> **Dataset items**:
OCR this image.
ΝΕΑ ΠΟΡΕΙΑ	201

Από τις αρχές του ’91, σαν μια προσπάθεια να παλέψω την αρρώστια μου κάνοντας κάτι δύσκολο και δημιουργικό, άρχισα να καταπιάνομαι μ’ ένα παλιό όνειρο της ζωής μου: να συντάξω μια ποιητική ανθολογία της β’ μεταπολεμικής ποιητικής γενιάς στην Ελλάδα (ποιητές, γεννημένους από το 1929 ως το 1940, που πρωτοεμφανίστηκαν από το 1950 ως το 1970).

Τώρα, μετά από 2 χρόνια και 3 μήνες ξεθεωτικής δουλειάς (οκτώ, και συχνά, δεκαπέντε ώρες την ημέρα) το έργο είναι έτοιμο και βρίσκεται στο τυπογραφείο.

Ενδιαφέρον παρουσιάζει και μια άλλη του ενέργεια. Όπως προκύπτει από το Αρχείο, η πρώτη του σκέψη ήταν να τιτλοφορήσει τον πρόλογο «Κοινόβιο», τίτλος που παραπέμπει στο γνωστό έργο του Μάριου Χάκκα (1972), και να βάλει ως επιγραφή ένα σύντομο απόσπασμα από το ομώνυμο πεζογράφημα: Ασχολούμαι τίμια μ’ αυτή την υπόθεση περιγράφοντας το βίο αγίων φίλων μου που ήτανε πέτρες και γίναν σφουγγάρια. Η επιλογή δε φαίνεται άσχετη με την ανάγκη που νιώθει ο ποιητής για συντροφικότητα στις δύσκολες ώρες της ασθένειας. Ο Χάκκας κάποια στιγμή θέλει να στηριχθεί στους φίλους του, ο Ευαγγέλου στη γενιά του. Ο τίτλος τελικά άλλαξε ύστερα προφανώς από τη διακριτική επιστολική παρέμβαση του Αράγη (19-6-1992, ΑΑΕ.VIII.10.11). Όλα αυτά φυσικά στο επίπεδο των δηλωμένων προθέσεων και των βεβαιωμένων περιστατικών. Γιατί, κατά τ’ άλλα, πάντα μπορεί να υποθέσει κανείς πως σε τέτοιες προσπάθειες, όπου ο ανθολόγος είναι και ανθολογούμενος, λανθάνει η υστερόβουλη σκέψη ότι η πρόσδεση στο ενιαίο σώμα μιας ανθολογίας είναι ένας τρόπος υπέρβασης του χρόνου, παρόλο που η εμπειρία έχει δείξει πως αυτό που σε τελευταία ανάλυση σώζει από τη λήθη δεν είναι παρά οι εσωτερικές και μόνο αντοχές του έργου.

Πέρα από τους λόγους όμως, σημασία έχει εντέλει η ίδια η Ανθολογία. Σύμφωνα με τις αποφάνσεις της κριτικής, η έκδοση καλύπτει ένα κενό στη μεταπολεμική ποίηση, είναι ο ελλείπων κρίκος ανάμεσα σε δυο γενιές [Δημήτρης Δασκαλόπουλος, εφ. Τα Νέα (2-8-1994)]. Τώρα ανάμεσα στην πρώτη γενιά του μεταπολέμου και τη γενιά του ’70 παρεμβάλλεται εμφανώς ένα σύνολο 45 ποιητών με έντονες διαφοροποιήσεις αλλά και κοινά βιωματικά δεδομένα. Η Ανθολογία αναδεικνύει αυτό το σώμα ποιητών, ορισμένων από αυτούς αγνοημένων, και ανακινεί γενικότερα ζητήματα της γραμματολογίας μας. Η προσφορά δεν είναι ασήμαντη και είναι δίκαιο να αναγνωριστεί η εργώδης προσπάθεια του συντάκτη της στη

> **Stated problem**: Pick out every line above that holds the word "προσπάθεια" and copy it.

> **Solution to this problem**:
Από τις αρχές του ’91, σαν μια προσπάθεια να παλέψω την αρρώστια μου κάνοντας κάτι δύσκολο και δημιουργικό, άρχισα να καταπιάνομαι μ’ ένα παλιό όνειρο της ζωής μου: να συντάξω μια ποιητική ανθολογία της β’ μεταπολεμικής ποιητικής γενιάς στην Ελλάδα (ποιητές, γεννημένους από το 1929 ως το 1940, που πρωτοεμφανίστηκαν από το 1950 ως το 1970).
Πέρα από τους λόγους όμως, σημασία έχει εντέλει η ίδια η Ανθολογία. Σύμφωνα με τις αποφάνσεις της κριτικής, η έκδοση καλύπτει ένα κενό στη μεταπολεμική ποίηση, είναι ο ελλείπων κρίκος ανάμεσα σε δυο γενιές [Δημήτρης Δασκαλόπουλος, εφ. Τα Νέα (2-8-1994)]. Τώρα ανάμεσα στην πρώτη γενιά του μεταπολέμου και τη γενιά του ’70 παρεμβάλλεται εμφανώς ένα σύνολο 45 ποιητών με έντονες διαφοροποιήσεις αλλά και κοινά βιωματικά δεδομένα. Η Ανθολογία αναδεικνύει αυτό το σώμα ποιητών, ορισμένων από αυτούς αγνοημένων, και ανακινεί γενικότερα ζητήματα της γραμματολογίας μας. Η προσφορά δεν είναι ασήμαντη και είναι δίκαιο να αναγνωριστεί η εργώδης προσπάθεια του συντάκτη της στη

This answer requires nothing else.